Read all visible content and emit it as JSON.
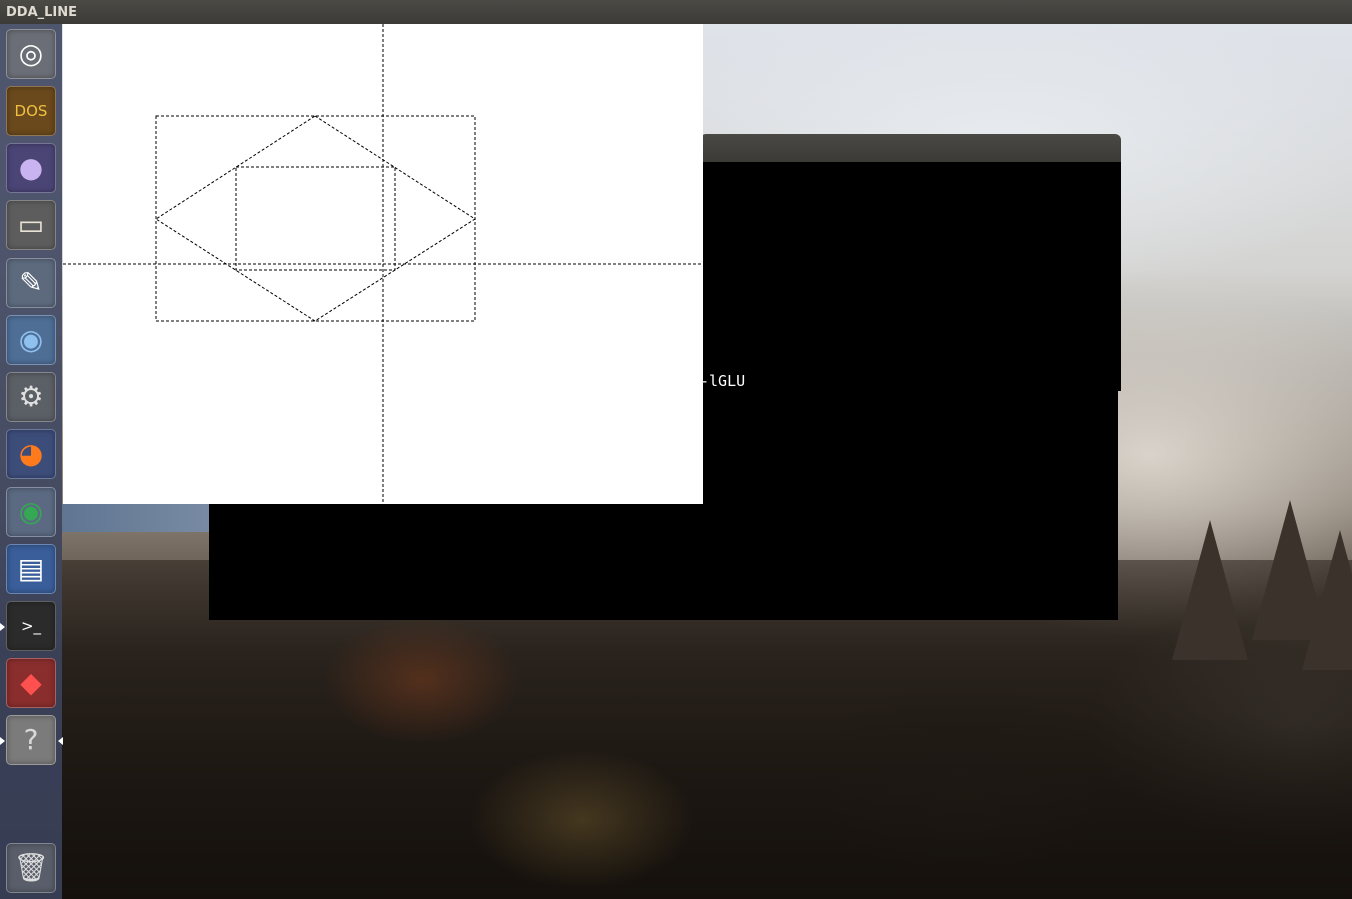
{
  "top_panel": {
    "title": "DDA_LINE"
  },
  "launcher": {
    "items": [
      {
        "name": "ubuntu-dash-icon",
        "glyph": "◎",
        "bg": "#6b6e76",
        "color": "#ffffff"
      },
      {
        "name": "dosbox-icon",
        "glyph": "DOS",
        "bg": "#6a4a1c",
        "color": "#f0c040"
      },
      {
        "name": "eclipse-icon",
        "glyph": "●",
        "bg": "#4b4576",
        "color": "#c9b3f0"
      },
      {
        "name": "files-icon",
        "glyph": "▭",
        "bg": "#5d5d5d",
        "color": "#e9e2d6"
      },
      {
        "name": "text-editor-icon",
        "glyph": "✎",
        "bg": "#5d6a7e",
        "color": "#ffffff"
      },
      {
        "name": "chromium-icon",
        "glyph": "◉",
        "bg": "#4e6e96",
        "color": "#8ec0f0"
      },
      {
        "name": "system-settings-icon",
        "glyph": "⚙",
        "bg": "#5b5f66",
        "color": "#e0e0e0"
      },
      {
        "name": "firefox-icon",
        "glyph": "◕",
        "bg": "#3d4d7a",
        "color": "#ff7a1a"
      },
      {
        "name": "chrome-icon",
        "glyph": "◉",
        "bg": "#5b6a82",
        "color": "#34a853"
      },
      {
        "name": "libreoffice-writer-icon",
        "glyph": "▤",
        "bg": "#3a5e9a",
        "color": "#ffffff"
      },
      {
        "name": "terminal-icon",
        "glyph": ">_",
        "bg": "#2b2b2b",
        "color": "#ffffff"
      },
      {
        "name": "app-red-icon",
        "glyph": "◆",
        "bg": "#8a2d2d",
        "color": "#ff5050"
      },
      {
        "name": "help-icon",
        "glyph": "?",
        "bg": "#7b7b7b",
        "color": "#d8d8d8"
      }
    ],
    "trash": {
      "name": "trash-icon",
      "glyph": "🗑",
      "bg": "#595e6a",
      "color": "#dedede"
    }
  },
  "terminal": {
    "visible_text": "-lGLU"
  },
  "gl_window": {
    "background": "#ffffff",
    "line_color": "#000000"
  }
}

---+---

_EXERCISE BRIEF_.
All of the records need repeating exactly, except for the pictures.

_SOLUTION TO THIS TASK_.
Read all visible content and emit it as JSON.
{
  "top_panel": {
    "title": "DDA_LINE"
  },
  "launcher": {
    "items": [
      {
        "name": "ubuntu-dash-icon",
        "glyph": "◎",
        "bg": "#6b6e76",
        "color": "#ffffff"
      },
      {
        "name": "dosbox-icon",
        "glyph": "DOS",
        "bg": "#6a4a1c",
        "color": "#f0c040"
      },
      {
        "name": "eclipse-icon",
        "glyph": "●",
        "bg": "#4b4576",
        "color": "#c9b3f0"
      },
      {
        "name": "files-icon",
        "glyph": "▭",
        "bg": "#5d5d5d",
        "color": "#e9e2d6"
      },
      {
        "name": "text-editor-icon",
        "glyph": "✎",
        "bg": "#5d6a7e",
        "color": "#ffffff"
      },
      {
        "name": "chromium-icon",
        "glyph": "◉",
        "bg": "#4e6e96",
        "color": "#8ec0f0"
      },
      {
        "name": "system-settings-icon",
        "glyph": "⚙",
        "bg": "#5b5f66",
        "color": "#e0e0e0"
      },
      {
        "name": "firefox-icon",
        "glyph": "◕",
        "bg": "#3d4d7a",
        "color": "#ff7a1a"
      },
      {
        "name": "chrome-icon",
        "glyph": "◉",
        "bg": "#5b6a82",
        "color": "#34a853"
      },
      {
        "name": "libreoffice-writer-icon",
        "glyph": "▤",
        "bg": "#3a5e9a",
        "color": "#ffffff"
      },
      {
        "name": "terminal-icon",
        "glyph": ">_",
        "bg": "#2b2b2b",
        "color": "#ffffff"
      },
      {
        "name": "app-red-icon",
        "glyph": "◆",
        "bg": "#8a2d2d",
        "color": "#ff5050"
      },
      {
        "name": "help-icon",
        "glyph": "?",
        "bg": "#7b7b7b",
        "color": "#d8d8d8"
      }
    ],
    "trash": {
      "name": "trash-icon",
      "glyph": "🗑",
      "bg": "#595e6a",
      "color": "#dedede"
    }
  },
  "terminal": {
    "visible_text": "-lGLU"
  },
  "gl_window": {
    "background": "#ffffff",
    "line_color": "#000000"
  }
}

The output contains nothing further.